#### DOCUMENT EXTRACT:
● ● ●

# Tips on Selling an Old PC



## Mavirick (Jul 5, 2005)

I just recently replaced by first home-made PC, and was hoping to make a few bucks off the old one, as I have no need for it anymore. I stripped it of drives, but the old mobo, RAM, pcu, and graphics card were way outdated by my new PC, so theyr still intact inside the case. My question is does anyone know of some online hardware p2p buying/selling community [or should I go typical-American and turn to ebay], and how much could I look to get for the machine. It's only a year and a half old.

SPECS:
ASUS mobo, built in 6-channel audio. no PCI-E or SATA
AMD Athlon 2800+(not positive, will check) Processor
Winfast 6600GT Graphics w/ 128MB
1 GB RAM (2x256MB SDRAM, 1x512MB UKNOWN RAM)

Any advice?

Thanks,
Mav

P.S. there's also the original PCU that came with the case and should be adequate for most add-ons someone would make to an old PC like this. and the case has a window and blue-lighted fan, if that raises price at all..


----------



## smeegle (Jan 18, 2004)

● ● ●

#### RECORD LIST:
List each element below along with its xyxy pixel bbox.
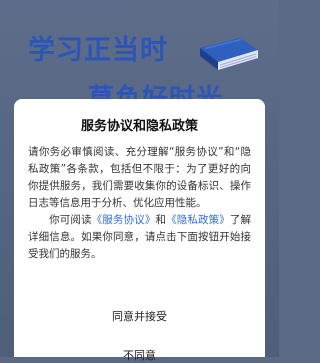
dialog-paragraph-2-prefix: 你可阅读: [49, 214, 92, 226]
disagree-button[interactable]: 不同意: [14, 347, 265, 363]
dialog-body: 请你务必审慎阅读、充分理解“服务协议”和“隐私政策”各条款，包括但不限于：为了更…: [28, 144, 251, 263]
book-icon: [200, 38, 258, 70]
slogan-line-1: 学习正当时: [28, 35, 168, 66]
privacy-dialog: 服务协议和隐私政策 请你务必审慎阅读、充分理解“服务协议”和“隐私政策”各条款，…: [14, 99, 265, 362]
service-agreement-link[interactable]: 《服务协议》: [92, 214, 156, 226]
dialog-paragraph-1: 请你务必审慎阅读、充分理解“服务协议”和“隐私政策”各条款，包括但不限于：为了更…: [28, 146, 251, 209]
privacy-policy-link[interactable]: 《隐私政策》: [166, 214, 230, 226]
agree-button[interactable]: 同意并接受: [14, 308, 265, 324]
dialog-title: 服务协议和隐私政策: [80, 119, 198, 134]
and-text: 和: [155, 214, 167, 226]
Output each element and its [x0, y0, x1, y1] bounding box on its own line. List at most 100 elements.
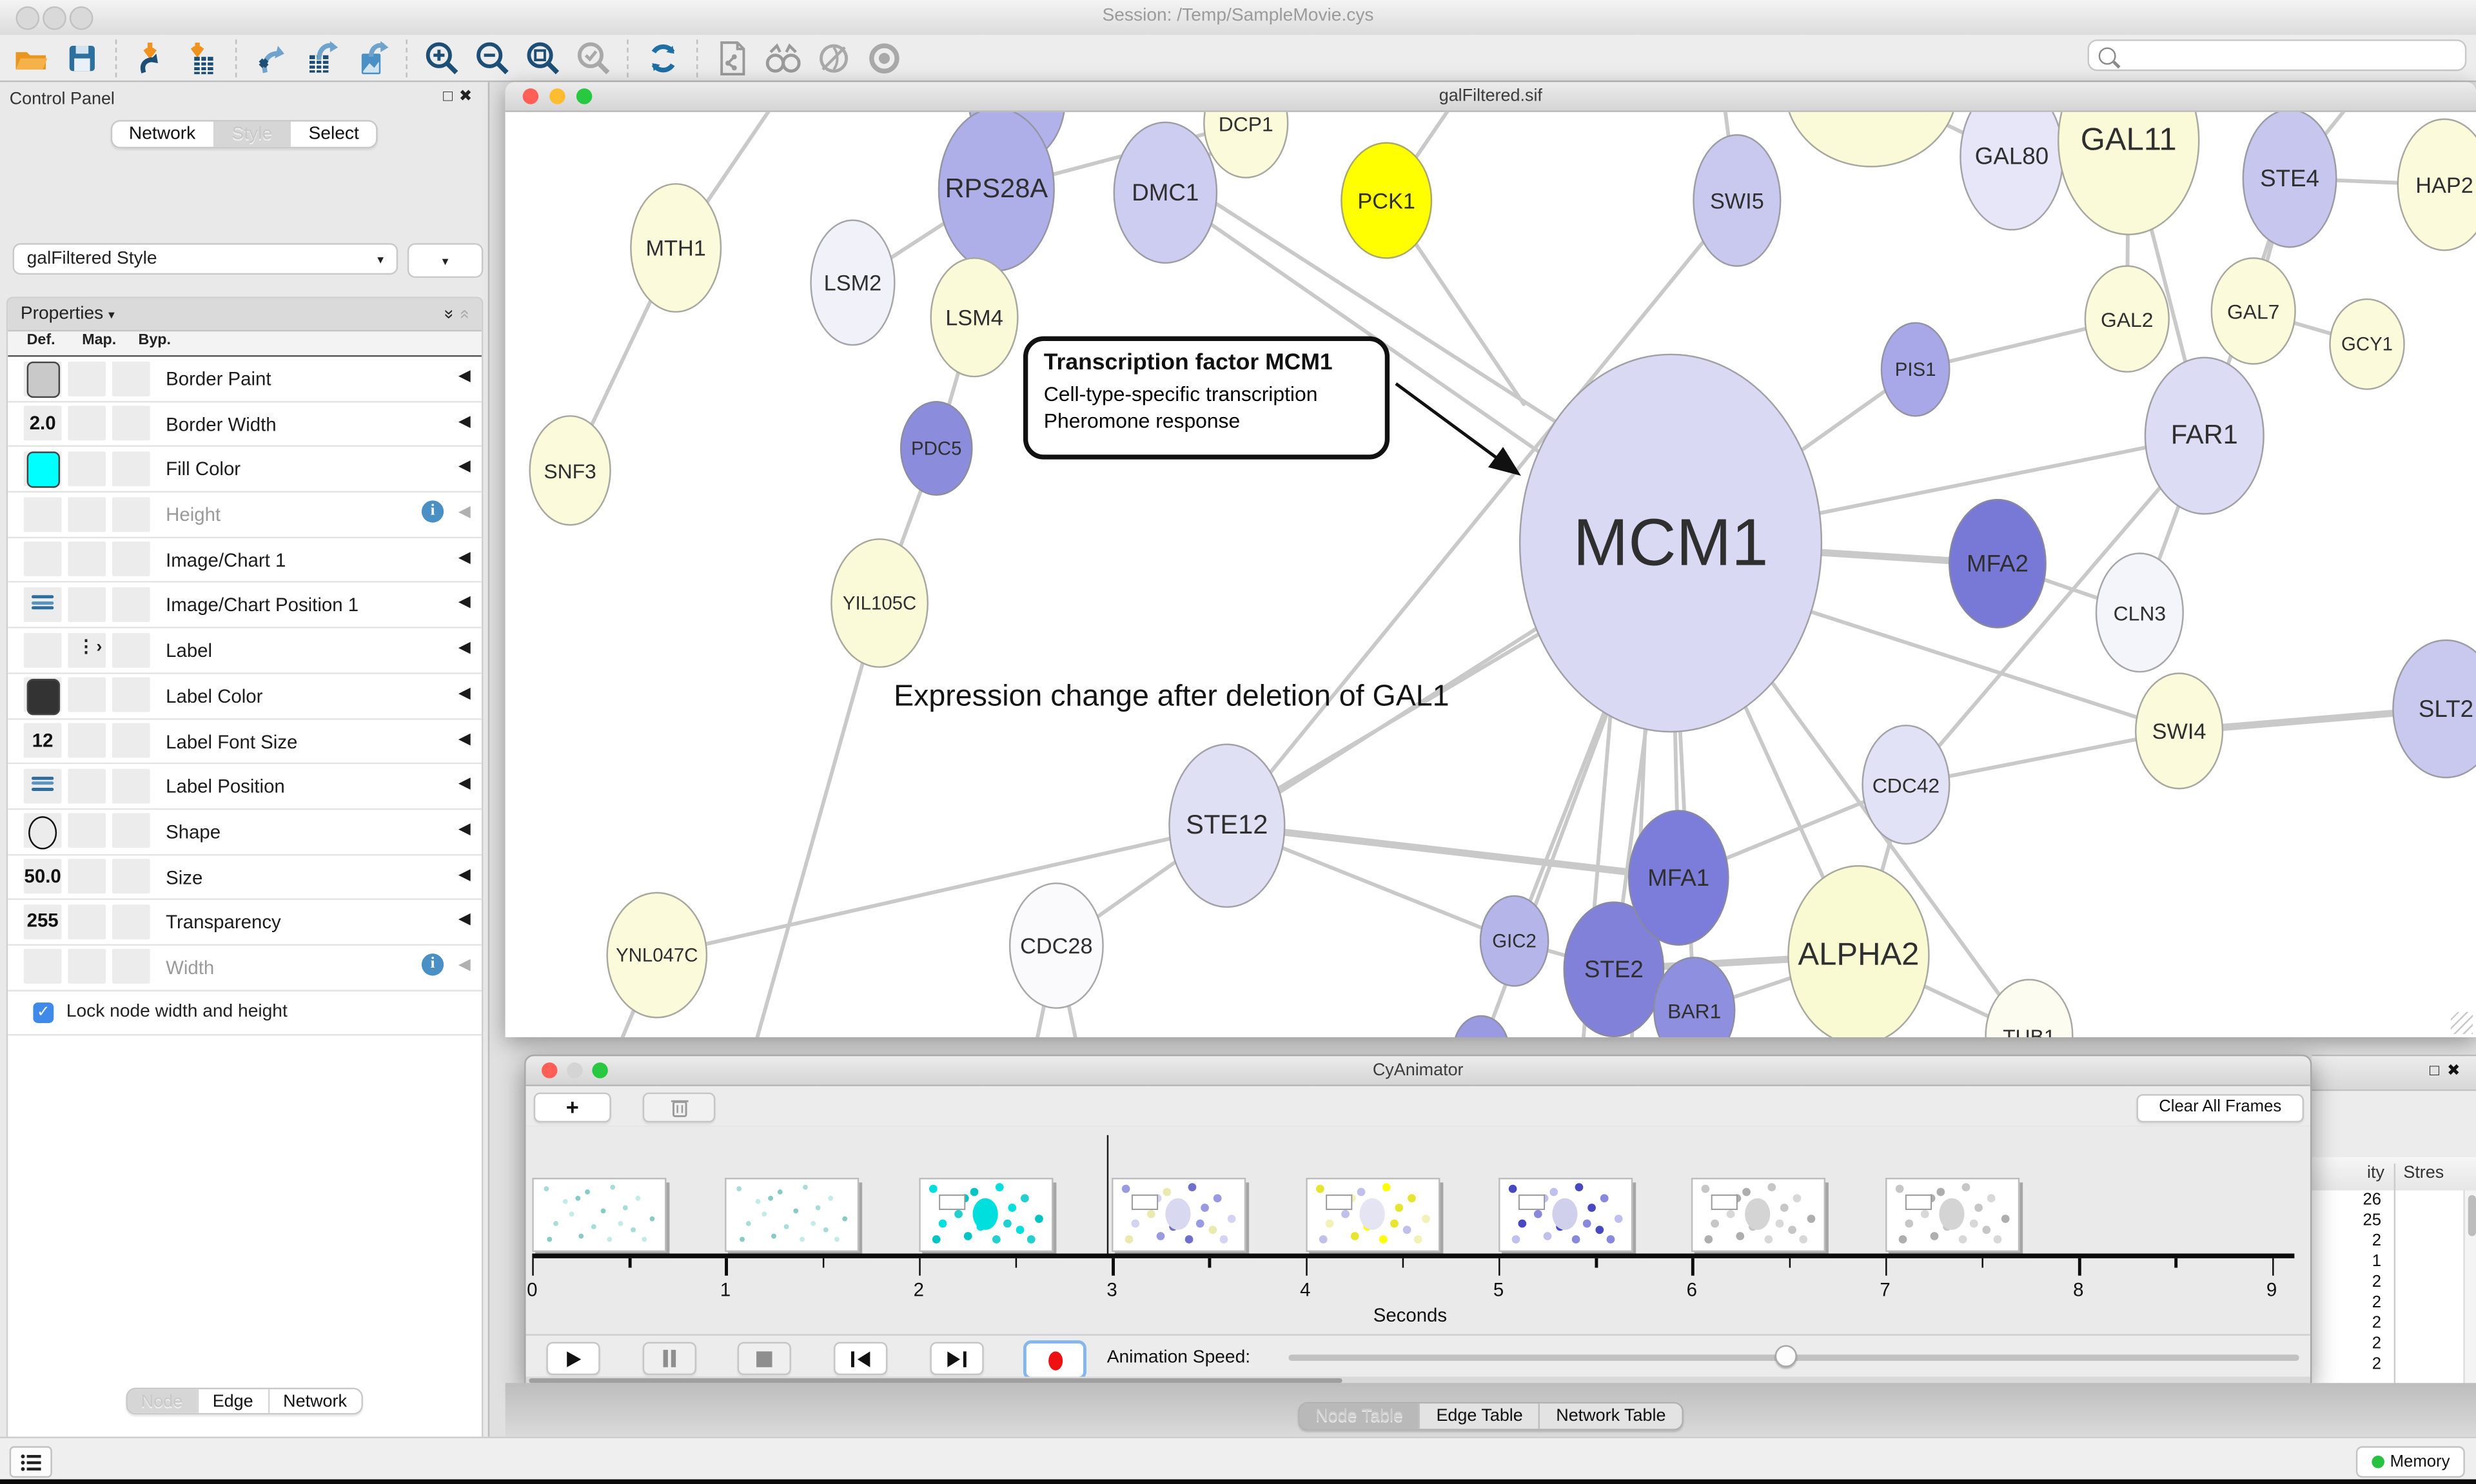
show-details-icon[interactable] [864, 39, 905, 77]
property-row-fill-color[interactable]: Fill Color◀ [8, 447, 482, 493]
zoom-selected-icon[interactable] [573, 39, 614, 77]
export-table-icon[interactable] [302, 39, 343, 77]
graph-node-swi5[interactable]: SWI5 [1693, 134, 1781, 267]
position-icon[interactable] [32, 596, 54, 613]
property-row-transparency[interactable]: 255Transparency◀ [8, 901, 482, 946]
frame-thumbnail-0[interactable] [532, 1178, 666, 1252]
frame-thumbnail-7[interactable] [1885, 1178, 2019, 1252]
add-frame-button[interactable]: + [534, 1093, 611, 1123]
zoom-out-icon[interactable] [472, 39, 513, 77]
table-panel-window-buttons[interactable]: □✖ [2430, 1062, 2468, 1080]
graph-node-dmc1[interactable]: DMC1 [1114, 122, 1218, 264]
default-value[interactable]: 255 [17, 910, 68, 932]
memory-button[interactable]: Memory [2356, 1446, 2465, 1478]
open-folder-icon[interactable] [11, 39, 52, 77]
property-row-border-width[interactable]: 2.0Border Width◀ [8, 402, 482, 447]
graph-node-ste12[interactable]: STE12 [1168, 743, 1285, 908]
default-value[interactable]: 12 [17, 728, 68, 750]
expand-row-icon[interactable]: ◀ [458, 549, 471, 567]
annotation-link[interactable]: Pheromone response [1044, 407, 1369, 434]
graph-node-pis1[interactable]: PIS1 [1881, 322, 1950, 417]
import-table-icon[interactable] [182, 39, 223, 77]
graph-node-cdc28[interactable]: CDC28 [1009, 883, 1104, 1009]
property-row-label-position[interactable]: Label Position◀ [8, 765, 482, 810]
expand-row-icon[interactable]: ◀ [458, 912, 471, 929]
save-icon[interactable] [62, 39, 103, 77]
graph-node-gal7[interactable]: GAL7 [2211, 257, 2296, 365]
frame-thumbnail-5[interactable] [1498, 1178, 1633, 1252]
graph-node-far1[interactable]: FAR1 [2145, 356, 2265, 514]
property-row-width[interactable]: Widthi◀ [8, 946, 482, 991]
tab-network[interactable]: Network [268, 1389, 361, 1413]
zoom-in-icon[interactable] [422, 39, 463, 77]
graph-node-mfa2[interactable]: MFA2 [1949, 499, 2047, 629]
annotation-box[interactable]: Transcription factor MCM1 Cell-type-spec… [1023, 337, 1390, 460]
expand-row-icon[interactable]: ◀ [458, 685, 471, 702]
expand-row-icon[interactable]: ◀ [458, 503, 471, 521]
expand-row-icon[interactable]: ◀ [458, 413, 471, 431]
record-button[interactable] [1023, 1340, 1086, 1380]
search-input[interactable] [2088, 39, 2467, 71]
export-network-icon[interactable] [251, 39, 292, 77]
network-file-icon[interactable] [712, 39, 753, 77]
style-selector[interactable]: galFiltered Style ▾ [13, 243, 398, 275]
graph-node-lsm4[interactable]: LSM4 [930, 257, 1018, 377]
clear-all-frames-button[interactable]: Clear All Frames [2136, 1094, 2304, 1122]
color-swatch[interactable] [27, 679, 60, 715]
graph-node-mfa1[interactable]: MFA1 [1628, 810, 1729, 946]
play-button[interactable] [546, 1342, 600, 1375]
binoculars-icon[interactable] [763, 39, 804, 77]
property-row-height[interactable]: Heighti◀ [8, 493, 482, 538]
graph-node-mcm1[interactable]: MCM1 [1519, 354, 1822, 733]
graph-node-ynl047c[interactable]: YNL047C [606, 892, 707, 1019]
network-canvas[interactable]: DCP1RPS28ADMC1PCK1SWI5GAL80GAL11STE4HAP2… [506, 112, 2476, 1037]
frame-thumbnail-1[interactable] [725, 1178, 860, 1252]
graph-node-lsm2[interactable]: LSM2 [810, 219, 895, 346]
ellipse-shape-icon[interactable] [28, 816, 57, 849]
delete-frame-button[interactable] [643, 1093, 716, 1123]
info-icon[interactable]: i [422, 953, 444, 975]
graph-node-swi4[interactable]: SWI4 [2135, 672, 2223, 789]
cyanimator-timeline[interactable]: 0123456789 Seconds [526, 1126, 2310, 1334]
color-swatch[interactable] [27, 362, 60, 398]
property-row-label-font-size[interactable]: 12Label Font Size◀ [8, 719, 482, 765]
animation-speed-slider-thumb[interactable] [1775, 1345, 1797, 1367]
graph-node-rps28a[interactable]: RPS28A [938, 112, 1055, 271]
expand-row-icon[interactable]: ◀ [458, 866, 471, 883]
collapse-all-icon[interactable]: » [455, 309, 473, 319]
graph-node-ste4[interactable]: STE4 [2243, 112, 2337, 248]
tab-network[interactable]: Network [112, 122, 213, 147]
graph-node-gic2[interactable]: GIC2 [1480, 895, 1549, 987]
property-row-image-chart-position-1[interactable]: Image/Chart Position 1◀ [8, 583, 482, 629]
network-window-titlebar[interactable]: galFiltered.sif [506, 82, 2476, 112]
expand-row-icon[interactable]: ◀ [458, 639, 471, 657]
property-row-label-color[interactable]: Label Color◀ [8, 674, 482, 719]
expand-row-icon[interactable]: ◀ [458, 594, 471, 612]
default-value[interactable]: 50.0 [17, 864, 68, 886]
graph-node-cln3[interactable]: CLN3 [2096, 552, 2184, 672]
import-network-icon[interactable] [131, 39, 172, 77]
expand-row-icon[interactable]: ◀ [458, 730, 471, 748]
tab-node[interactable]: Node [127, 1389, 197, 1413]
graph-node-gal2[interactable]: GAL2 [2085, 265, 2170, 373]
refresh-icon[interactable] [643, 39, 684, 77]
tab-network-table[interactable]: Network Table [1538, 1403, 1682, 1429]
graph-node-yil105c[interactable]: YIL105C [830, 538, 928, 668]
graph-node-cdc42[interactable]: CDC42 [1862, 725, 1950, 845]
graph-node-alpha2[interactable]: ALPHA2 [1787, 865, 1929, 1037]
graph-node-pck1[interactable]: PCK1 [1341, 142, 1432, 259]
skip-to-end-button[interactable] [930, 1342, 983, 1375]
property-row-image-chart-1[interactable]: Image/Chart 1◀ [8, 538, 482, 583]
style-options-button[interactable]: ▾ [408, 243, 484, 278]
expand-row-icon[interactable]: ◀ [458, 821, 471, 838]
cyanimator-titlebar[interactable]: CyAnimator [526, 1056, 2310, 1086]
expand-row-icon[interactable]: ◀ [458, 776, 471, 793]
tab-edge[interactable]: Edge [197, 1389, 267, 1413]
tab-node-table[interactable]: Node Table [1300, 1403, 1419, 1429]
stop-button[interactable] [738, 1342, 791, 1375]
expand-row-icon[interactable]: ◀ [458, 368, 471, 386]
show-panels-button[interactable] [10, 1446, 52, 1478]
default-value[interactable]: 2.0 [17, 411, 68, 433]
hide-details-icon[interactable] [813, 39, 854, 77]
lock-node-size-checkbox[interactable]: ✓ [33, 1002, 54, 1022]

● ● ●

#### STATED PROBLEM 1:
Rewrite the stretch of the forum post about selling an old PC from "Any advice?" through "price at all..", swapping "case" for "tower".
#### STATED PROBLEM 2:
According to the forum post about selling an old PC, why were the motherboard, RAM, power supply and graphics card left inside the case while the drives were taken out?

#### TASK ANSWER 1:
Any advice?

Thanks,
Mav

P.S. there's also the original PCU that came with the tower and should be adequate for most add-ons someone would make to an old PC like this. and the tower has a window and blue-lighted fan, if that raises price at all..

#### TASK ANSWER 2:
The poster says these parts were way outdated compared with the new PC. That is why they were left intact inside the old case.